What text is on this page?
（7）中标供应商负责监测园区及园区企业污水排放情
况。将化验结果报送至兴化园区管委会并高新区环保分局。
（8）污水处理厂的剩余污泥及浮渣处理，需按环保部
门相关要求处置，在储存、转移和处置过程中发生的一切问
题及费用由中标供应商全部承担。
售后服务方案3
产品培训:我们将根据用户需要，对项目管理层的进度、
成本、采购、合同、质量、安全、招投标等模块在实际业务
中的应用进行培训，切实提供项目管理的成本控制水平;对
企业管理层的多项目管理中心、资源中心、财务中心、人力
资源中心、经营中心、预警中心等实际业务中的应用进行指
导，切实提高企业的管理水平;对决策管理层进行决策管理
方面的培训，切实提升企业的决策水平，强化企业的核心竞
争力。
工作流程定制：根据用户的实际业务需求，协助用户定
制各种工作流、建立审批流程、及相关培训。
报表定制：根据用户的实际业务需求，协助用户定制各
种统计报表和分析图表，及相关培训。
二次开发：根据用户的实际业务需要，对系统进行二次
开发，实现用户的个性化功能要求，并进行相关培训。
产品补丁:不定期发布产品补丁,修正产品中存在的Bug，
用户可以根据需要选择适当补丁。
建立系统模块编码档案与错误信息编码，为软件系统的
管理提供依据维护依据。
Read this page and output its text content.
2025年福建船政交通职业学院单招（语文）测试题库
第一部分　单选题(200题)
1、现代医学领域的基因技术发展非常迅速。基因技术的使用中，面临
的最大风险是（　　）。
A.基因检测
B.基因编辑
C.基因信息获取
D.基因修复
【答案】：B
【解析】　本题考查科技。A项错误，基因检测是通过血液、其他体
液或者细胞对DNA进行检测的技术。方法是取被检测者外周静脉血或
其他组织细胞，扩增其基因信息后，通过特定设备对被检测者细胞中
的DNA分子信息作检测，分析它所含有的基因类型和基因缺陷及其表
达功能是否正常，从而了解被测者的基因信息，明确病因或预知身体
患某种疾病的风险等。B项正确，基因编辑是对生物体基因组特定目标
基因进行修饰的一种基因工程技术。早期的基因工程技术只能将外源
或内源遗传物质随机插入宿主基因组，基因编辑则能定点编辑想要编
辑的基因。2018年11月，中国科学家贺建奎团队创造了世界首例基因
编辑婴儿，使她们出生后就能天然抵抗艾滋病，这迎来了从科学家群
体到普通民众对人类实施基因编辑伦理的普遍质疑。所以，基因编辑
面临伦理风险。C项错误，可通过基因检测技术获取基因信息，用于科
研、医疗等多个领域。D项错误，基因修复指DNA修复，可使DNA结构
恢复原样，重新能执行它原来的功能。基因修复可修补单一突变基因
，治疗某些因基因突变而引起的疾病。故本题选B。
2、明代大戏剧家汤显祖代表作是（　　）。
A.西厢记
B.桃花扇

-=-=-=-=-

Given request
Only the number is required: the count of lines containing the word "page".

In response
2